■ Given problem:
Below is some material; transcribe all of it exactly.

-------- Input rows

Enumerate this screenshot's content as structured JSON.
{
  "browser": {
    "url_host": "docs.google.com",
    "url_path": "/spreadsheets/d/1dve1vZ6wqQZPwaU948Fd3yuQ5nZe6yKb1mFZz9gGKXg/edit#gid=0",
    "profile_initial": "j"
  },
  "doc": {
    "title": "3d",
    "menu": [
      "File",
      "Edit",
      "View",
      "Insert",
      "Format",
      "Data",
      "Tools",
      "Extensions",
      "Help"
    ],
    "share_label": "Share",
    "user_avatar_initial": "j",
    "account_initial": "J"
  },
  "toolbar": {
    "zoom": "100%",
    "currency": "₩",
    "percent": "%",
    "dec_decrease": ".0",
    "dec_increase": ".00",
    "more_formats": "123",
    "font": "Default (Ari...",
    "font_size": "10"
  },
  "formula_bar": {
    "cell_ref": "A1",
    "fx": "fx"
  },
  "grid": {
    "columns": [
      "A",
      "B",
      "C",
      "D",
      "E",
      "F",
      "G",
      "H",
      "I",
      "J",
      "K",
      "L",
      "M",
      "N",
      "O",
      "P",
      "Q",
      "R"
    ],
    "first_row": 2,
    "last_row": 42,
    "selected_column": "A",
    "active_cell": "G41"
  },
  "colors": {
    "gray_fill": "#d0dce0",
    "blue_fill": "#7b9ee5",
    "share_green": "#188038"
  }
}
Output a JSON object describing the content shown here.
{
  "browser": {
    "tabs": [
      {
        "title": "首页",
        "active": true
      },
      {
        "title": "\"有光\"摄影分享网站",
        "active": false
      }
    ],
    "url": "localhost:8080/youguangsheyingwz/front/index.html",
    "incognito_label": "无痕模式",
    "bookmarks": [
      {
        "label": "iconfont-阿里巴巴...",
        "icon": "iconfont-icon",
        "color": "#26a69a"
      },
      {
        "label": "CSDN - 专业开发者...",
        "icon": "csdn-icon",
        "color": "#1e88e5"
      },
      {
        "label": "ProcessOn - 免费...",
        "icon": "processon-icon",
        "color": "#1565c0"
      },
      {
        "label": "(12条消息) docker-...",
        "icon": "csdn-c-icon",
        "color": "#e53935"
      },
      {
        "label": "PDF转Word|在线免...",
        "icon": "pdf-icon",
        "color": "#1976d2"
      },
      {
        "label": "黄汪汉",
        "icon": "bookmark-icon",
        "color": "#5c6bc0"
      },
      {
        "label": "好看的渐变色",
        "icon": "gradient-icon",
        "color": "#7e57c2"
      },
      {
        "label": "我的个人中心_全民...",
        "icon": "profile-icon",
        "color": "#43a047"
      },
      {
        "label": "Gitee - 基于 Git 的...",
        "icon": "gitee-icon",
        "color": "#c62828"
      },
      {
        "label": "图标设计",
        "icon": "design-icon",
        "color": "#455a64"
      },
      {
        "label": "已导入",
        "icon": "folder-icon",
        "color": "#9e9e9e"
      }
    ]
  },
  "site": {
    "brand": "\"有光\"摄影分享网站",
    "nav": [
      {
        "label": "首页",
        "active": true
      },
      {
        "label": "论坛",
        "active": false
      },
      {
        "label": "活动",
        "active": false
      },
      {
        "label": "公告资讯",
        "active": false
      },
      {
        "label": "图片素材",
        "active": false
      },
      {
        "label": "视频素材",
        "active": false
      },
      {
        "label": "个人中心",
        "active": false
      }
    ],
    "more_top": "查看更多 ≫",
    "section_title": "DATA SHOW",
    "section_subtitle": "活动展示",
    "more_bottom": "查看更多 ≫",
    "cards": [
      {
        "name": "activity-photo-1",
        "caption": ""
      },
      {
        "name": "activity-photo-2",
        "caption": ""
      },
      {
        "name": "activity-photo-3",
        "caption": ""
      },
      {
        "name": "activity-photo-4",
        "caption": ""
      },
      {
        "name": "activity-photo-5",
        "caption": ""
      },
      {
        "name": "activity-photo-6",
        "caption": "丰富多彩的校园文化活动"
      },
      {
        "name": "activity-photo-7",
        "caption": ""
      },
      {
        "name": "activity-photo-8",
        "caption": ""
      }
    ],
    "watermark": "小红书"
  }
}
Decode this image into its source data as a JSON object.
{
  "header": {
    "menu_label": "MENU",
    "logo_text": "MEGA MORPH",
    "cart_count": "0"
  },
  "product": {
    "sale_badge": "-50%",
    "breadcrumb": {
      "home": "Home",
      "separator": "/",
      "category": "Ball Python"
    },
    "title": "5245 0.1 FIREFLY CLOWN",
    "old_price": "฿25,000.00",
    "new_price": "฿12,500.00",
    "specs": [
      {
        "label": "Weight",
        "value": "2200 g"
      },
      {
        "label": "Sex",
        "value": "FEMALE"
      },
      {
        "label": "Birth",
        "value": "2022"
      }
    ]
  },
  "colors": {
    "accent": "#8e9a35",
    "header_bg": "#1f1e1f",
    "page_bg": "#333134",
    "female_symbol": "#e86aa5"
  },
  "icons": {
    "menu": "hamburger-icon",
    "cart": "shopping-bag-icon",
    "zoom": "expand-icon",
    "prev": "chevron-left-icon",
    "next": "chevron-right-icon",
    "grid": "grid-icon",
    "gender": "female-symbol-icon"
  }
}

----------------

■ The result:
Enumerate this screenshot's content as structured JSON.
{
  "browser": {
    "url_host": "docs.google.com",
    "url_path": "/spreadsheets/d/1dve1vZ6wqQZPwaU948Fd3yuQ5nZe6yKb1mFZz9gGKXg/edit#gid=0",
    "profile_initial": "j"
  },
  "doc": {
    "title": "3d",
    "menu": [
      "File",
      "Edit",
      "View",
      "Insert",
      "Format",
      "Data",
      "Tools",
      "Extensions",
      "Help"
    ],
    "share_label": "Share",
    "user_avatar_initial": "j",
    "account_initial": "J"
  },
  "toolbar": {
    "zoom": "100%",
    "currency": "₩",
    "percent": "%",
    "dec_decrease": ".0",
    "dec_increase": ".00",
    "more_formats": "123",
    "font": "Default (Ari...",
    "font_size": "10"
  },
  "formula_bar": {
    "cell_ref": "A1",
    "fx": "fx"
  },
  "grid": {
    "columns": [
      "A",
      "B",
      "C",
      "D",
      "E",
      "F",
      "G",
      "H",
      "I",
      "J",
      "K",
      "L",
      "M",
      "N",
      "O",
      "P",
      "Q",
      "R"
    ],
    "first_row": 2,
    "last_row": 42,
    "selected_column": "A",
    "active_cell": "G41"
  },
  "colors": {
    "gray_fill": "#d0dce0",
    "blue_fill": "#7b9ee5",
    "share_green": "#188038"
  }
}
Output a JSON object describing the content shown here.
{
  "browser": {
    "tabs": [
      {
        "title": "首页",
        "active": true
      },
      {
        "title": "\"有光\"摄影分享网站",
        "active": false
      }
    ],
    "url": "localhost:8080/youguangsheyingwz/front/index.html",
    "incognito_label": "无痕模式",
    "bookmarks": [
      {
        "label": "iconfont-阿里巴巴...",
        "icon": "iconfont-icon",
        "color": "#26a69a"
      },
      {
        "label": "CSDN - 专业开发者...",
        "icon": "csdn-icon",
        "color": "#1e88e5"
      },
      {
        "label": "ProcessOn - 免费...",
        "icon": "processon-icon",
        "color": "#1565c0"
      },
      {
        "label": "(12条消息) docker-...",
        "icon": "csdn-c-icon",
        "color": "#e53935"
      },
      {
        "label": "PDF转Word|在线免...",
        "icon": "pdf-icon",
        "color": "#1976d2"
      },
      {
        "label": "黄汪汉",
        "icon": "bookmark-icon",
        "color": "#5c6bc0"
      },
      {
        "label": "好看的渐变色",
        "icon": "gradient-icon",
        "color": "#7e57c2"
      },
      {
        "label": "我的个人中心_全民...",
        "icon": "profile-icon",
        "color": "#43a047"
      },
      {
        "label": "Gitee - 基于 Git 的...",
        "icon": "gitee-icon",
        "color": "#c62828"
      },
      {
        "label": "图标设计",
        "icon": "design-icon",
        "color": "#455a64"
      },
      {
        "label": "已导入",
        "icon": "folder-icon",
        "color": "#9e9e9e"
      }
    ]
  },
  "site": {
    "brand": "\"有光\"摄影分享网站",
    "nav": [
      {
        "label": "首页",
        "active": true
      },
      {
        "label": "论坛",
        "active": false
      },
      {
        "label": "活动",
        "active": false
      },
      {
        "label": "公告资讯",
        "active": false
      },
      {
        "label": "图片素材",
        "active": false
      },
      {
        "label": "视频素材",
        "active": false
      },
      {
        "label": "个人中心",
        "active": false
      }
    ],
    "more_top": "查看更多 ≫",
    "section_title": "DATA SHOW",
    "section_subtitle": "活动展示",
    "more_bottom": "查看更多 ≫",
    "cards": [
      {
        "name": "activity-photo-1",
        "caption": ""
      },
      {
        "name": "activity-photo-2",
        "caption": ""
      },
      {
        "name": "activity-photo-3",
        "caption": ""
      },
      {
        "name": "activity-photo-4",
        "caption": ""
      },
      {
        "name": "activity-photo-5",
        "caption": ""
      },
      {
        "name": "activity-photo-6",
        "caption": "丰富多彩的校园文化活动"
      },
      {
        "name": "activity-photo-7",
        "caption": ""
      },
      {
        "name": "activity-photo-8",
        "caption": ""
      }
    ],
    "watermark": "小红书"
  }
}
Decode this image into its source data as a JSON object.
{
  "header": {
    "menu_label": "MENU",
    "logo_text": "MEGA MORPH",
    "cart_count": "0"
  },
  "product": {
    "sale_badge": "-50%",
    "breadcrumb": {
      "home": "Home",
      "separator": "/",
      "category": "Ball Python"
    },
    "title": "5245 0.1 FIREFLY CLOWN",
    "old_price": "฿25,000.00",
    "new_price": "฿12,500.00",
    "specs": [
      {
        "label": "Weight",
        "value": "2200 g"
      },
      {
        "label": "Sex",
        "value": "FEMALE"
      },
      {
        "label": "Birth",
        "value": "2022"
      }
    ]
  },
  "colors": {
    "accent": "#8e9a35",
    "header_bg": "#1f1e1f",
    "page_bg": "#333134",
    "female_symbol": "#e86aa5"
  },
  "icons": {
    "menu": "hamburger-icon",
    "cart": "shopping-bag-icon",
    "zoom": "expand-icon",
    "prev": "chevron-left-icon",
    "next": "chevron-right-icon",
    "grid": "grid-icon",
    "gender": "female-symbol-icon"
  }
}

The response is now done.